**Given task:** An exact reproduction of the records is required, with all images left out.

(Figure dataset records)

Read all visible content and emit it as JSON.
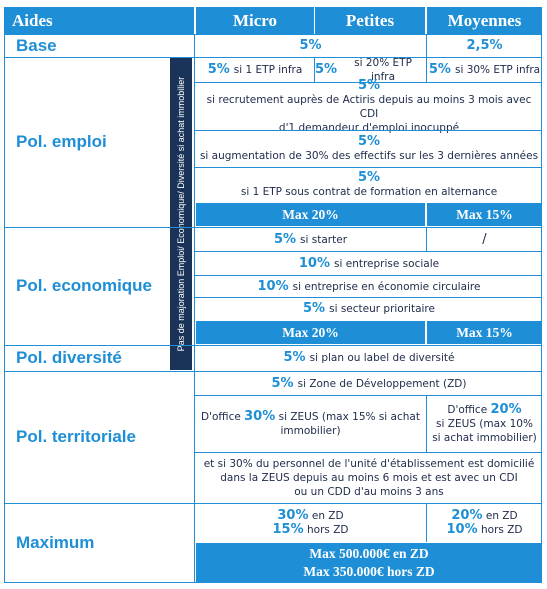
{
  "header": {
    "aides": "Aides",
    "micro": "Micro",
    "petites": "Petites",
    "moyennes": "Moyennes"
  },
  "rows": {
    "base": "Base",
    "emploi": "Pol. emploi",
    "economique": "Pol. economique",
    "diversite": "Pol. diversité",
    "territoriale": "Pol. territoriale",
    "maximum": "Maximum"
  },
  "side_note": "Pas de majoration Emploi/ Economique/ Diversité si achat immobilier",
  "base": {
    "micro_petites": "5%",
    "moyennes": "2,5%"
  },
  "emploi": {
    "micro_pct": "5%",
    "micro_text": "si 1 ETP infra",
    "petites_pct": "5%",
    "petites_text": "si 20% ETP infra",
    "moyennes_pct": "5%",
    "moyennes_text": "si 30% ETP infra",
    "r2_pct": "5%",
    "r2_text1": "si recrutement auprès de Actiris depuis au moins 3 mois avec CDI",
    "r2_text2": "d'1 demandeur d'emploi inocuppé",
    "r3_pct": "5%",
    "r3_text": "si augmentation de 30% des effectifs sur les 3 dernières années",
    "r4_pct": "5%",
    "r4_text": "si 1 ETP sous contrat de formation en alternance",
    "max_left": "Max 20%",
    "max_right": "Max 15%"
  },
  "economique": {
    "r1_pct": "5%",
    "r1_text": "si starter",
    "r1_right": "/",
    "r2_pct": "10%",
    "r2_text": "si entreprise sociale",
    "r3_pct": "10%",
    "r3_text": "si entreprise en économie circulaire",
    "r4_pct": "5%",
    "r4_text": "si secteur prioritaire",
    "max_left": "Max 20%",
    "max_right": "Max 15%"
  },
  "diversite": {
    "pct": "5%",
    "text": "si plan ou label de diversité"
  },
  "territoriale": {
    "r1_pct": "5%",
    "r1_text": "si Zone de Développement (ZD)",
    "left_prefix": "D'office",
    "left_pct": "30%",
    "left_text1": "si ZEUS (max 15% si achat",
    "left_text2": "immobilier)",
    "right_prefix": "D'office",
    "right_pct": "20%",
    "right_text1": "si ZEUS (max 10%",
    "right_text2": "si achat immobilier)",
    "r3_text1": "et si 30% du personnel de l'unité d'établissement est domicilié",
    "r3_text2": "dans la ZEUS depuis au moins 6 mois et est avec un CDI",
    "r3_text3": "ou un CDD d'au moins 3 ans"
  },
  "maximum": {
    "left_pct1": "30%",
    "left_text1": "en ZD",
    "left_pct2": "15%",
    "left_text2": "hors ZD",
    "right_pct1": "20%",
    "right_text1": "en ZD",
    "right_pct2": "10%",
    "right_text2": "hors ZD",
    "footer1": "Max 500.000€ en ZD",
    "footer2": "Max 350.000€ hors ZD"
  },
  "colors": {
    "accent": "#1e8fd6",
    "dark": "#1a3358",
    "text": "#1d2a4a"
  }
}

**Complete output:**
Read all visible content and emit it as JSON.
{
  "header": {
    "aides": "Aides",
    "micro": "Micro",
    "petites": "Petites",
    "moyennes": "Moyennes"
  },
  "rows": {
    "base": "Base",
    "emploi": "Pol. emploi",
    "economique": "Pol. economique",
    "diversite": "Pol. diversité",
    "territoriale": "Pol. territoriale",
    "maximum": "Maximum"
  },
  "side_note": "Pas de majoration Emploi/ Economique/ Diversité si achat immobilier",
  "base": {
    "micro_petites": "5%",
    "moyennes": "2,5%"
  },
  "emploi": {
    "micro_pct": "5%",
    "micro_text": "si 1 ETP infra",
    "petites_pct": "5%",
    "petites_text": "si 20% ETP infra",
    "moyennes_pct": "5%",
    "moyennes_text": "si 30% ETP infra",
    "r2_pct": "5%",
    "r2_text1": "si recrutement auprès de Actiris depuis au moins 3 mois avec CDI",
    "r2_text2": "d'1 demandeur d'emploi inocuppé",
    "r3_pct": "5%",
    "r3_text": "si augmentation de 30% des effectifs sur les 3 dernières années",
    "r4_pct": "5%",
    "r4_text": "si 1 ETP sous contrat de formation en alternance",
    "max_left": "Max 20%",
    "max_right": "Max 15%"
  },
  "economique": {
    "r1_pct": "5%",
    "r1_text": "si starter",
    "r1_right": "/",
    "r2_pct": "10%",
    "r2_text": "si entreprise sociale",
    "r3_pct": "10%",
    "r3_text": "si entreprise en économie circulaire",
    "r4_pct": "5%",
    "r4_text": "si secteur prioritaire",
    "max_left": "Max 20%",
    "max_right": "Max 15%"
  },
  "diversite": {
    "pct": "5%",
    "text": "si plan ou label de diversité"
  },
  "territoriale": {
    "r1_pct": "5%",
    "r1_text": "si Zone de Développement (ZD)",
    "left_prefix": "D'office",
    "left_pct": "30%",
    "left_text1": "si ZEUS (max 15% si achat",
    "left_text2": "immobilier)",
    "right_prefix": "D'office",
    "right_pct": "20%",
    "right_text1": "si ZEUS (max 10%",
    "right_text2": "si achat immobilier)",
    "r3_text1": "et si 30% du personnel de l'unité d'établissement est domicilié",
    "r3_text2": "dans la ZEUS depuis au moins 6 mois et est avec un CDI",
    "r3_text3": "ou un CDD d'au moins 3 ans"
  },
  "maximum": {
    "left_pct1": "30%",
    "left_text1": "en ZD",
    "left_pct2": "15%",
    "left_text2": "hors ZD",
    "right_pct1": "20%",
    "right_text1": "en ZD",
    "right_pct2": "10%",
    "right_text2": "hors ZD",
    "footer1": "Max 500.000€ en ZD",
    "footer2": "Max 350.000€ hors ZD"
  },
  "colors": {
    "accent": "#1e8fd6",
    "dark": "#1a3358",
    "text": "#1d2a4a"
  }
}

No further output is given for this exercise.